Task to carry out >>
Rewrite every one of the records below, changing "Thin Provision" to "Thick Provision Lazy Zeroed" and leaving everything else as it is.
----------
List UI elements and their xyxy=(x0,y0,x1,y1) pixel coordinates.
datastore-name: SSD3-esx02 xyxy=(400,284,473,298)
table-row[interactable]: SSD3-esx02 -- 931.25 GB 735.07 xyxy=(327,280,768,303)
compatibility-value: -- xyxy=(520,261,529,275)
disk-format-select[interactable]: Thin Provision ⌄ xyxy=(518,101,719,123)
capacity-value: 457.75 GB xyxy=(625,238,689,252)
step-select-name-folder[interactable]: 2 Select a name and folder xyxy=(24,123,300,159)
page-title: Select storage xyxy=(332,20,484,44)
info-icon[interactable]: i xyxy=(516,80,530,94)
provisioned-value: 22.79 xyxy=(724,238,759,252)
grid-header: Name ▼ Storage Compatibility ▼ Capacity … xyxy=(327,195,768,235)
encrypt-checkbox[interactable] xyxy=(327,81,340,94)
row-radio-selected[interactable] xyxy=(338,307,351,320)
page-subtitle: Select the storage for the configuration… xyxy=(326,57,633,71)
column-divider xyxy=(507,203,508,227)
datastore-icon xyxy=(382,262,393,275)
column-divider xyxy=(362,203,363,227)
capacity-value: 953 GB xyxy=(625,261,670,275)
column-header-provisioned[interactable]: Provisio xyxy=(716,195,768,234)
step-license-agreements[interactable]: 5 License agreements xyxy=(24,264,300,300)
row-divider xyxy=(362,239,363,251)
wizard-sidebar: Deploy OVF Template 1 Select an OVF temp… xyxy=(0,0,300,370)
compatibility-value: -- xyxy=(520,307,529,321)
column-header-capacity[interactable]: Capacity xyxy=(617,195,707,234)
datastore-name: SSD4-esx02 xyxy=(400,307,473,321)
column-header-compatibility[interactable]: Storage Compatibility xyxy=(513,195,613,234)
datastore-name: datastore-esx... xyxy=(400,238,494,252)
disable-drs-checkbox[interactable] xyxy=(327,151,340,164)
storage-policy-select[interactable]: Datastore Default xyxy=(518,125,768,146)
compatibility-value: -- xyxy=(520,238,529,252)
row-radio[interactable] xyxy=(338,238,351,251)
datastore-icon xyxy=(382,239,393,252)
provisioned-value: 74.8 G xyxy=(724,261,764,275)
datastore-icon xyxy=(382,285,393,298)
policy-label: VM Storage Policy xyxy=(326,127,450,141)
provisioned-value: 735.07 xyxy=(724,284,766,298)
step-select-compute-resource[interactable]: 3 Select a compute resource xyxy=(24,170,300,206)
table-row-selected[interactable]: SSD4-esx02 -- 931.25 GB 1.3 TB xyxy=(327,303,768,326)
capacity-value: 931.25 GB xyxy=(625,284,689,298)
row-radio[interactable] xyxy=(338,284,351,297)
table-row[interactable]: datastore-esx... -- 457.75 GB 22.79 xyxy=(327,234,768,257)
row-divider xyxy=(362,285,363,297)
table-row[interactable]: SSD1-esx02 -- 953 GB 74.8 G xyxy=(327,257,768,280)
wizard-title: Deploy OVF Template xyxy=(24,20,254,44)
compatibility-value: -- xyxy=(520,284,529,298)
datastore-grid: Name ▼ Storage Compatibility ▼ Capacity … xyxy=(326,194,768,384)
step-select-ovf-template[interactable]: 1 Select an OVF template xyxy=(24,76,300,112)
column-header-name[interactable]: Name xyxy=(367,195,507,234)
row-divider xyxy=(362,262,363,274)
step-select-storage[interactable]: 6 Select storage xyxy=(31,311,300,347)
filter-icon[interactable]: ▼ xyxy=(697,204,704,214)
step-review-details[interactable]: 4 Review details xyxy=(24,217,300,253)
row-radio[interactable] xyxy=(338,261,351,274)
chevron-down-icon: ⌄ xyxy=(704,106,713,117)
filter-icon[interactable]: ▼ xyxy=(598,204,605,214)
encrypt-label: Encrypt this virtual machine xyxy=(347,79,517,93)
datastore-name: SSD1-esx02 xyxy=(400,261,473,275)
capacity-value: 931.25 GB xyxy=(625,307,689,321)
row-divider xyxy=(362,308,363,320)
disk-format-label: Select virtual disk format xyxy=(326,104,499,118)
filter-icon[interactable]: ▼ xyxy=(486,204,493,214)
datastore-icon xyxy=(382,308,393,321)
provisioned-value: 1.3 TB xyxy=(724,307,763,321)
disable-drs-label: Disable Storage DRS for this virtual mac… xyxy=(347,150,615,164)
----------
The reply >>
List UI elements and their xyxy=(x0,y0,x1,y1) pixel coordinates.
datastore-name: SSD3-esx02 xyxy=(400,284,473,298)
table-row[interactable]: SSD3-esx02 -- 931.25 GB 735.07 xyxy=(327,280,768,303)
compatibility-value: -- xyxy=(520,261,529,275)
disk-format-select[interactable]: Thick Provision Lazy Zeroed ⌄ xyxy=(518,101,719,123)
capacity-value: 457.75 GB xyxy=(625,238,689,252)
step-select-name-folder[interactable]: 2 Select a name and folder xyxy=(24,123,300,159)
page-title: Select storage xyxy=(332,20,484,44)
info-icon[interactable]: i xyxy=(516,80,530,94)
provisioned-value: 22.79 xyxy=(724,238,759,252)
grid-header: Name ▼ Storage Compatibility ▼ Capacity … xyxy=(327,195,768,235)
encrypt-checkbox[interactable] xyxy=(327,81,340,94)
row-radio-selected[interactable] xyxy=(338,307,351,320)
page-subtitle: Select the storage for the configuration… xyxy=(326,57,633,71)
column-divider xyxy=(507,203,508,227)
datastore-icon xyxy=(382,262,393,275)
column-divider xyxy=(362,203,363,227)
capacity-value: 953 GB xyxy=(625,261,670,275)
column-header-provisioned[interactable]: Provisio xyxy=(716,195,768,234)
step-license-agreements[interactable]: 5 License agreements xyxy=(24,264,300,300)
row-divider xyxy=(362,239,363,251)
wizard-sidebar: Deploy OVF Template 1 Select an OVF temp… xyxy=(0,0,300,370)
compatibility-value: -- xyxy=(520,307,529,321)
column-header-capacity[interactable]: Capacity xyxy=(617,195,707,234)
datastore-name: SSD4-esx02 xyxy=(400,307,473,321)
column-header-compatibility[interactable]: Storage Compatibility xyxy=(513,195,613,234)
datastore-name: datastore-esx... xyxy=(400,238,494,252)
disable-drs-checkbox[interactable] xyxy=(327,151,340,164)
storage-policy-select[interactable]: Datastore Default xyxy=(518,125,768,146)
compatibility-value: -- xyxy=(520,238,529,252)
row-radio[interactable] xyxy=(338,238,351,251)
datastore-icon xyxy=(382,239,393,252)
provisioned-value: 74.8 G xyxy=(724,261,764,275)
datastore-icon xyxy=(382,285,393,298)
policy-label: VM Storage Policy xyxy=(326,127,450,141)
provisioned-value: 735.07 xyxy=(724,284,766,298)
step-select-compute-resource[interactable]: 3 Select a compute resource xyxy=(24,170,300,206)
table-row-selected[interactable]: SSD4-esx02 -- 931.25 GB 1.3 TB xyxy=(327,303,768,326)
capacity-value: 931.25 GB xyxy=(625,284,689,298)
row-radio[interactable] xyxy=(338,284,351,297)
table-row[interactable]: datastore-esx... -- 457.75 GB 22.79 xyxy=(327,234,768,257)
row-divider xyxy=(362,285,363,297)
table-row[interactable]: SSD1-esx02 -- 953 GB 74.8 G xyxy=(327,257,768,280)
wizard-title: Deploy OVF Template xyxy=(24,20,254,44)
compatibility-value: -- xyxy=(520,284,529,298)
datastore-grid: Name ▼ Storage Compatibility ▼ Capacity … xyxy=(326,194,768,384)
step-select-ovf-template[interactable]: 1 Select an OVF template xyxy=(24,76,300,112)
column-header-name[interactable]: Name xyxy=(367,195,507,234)
row-divider xyxy=(362,262,363,274)
step-select-storage[interactable]: 6 Select storage xyxy=(31,311,300,347)
filter-icon[interactable]: ▼ xyxy=(697,204,704,214)
step-review-details[interactable]: 4 Review details xyxy=(24,217,300,253)
row-radio[interactable] xyxy=(338,261,351,274)
chevron-down-icon: ⌄ xyxy=(704,106,713,117)
filter-icon[interactable]: ▼ xyxy=(598,204,605,214)
encrypt-label: Encrypt this virtual machine xyxy=(347,79,517,93)
datastore-name: SSD1-esx02 xyxy=(400,261,473,275)
capacity-value: 931.25 GB xyxy=(625,307,689,321)
row-divider xyxy=(362,308,363,320)
disk-format-label: Select virtual disk format xyxy=(326,104,499,118)
filter-icon[interactable]: ▼ xyxy=(486,204,493,214)
datastore-icon xyxy=(382,308,393,321)
provisioned-value: 1.3 TB xyxy=(724,307,763,321)
disable-drs-label: Disable Storage DRS for this virtual mac… xyxy=(347,150,615,164)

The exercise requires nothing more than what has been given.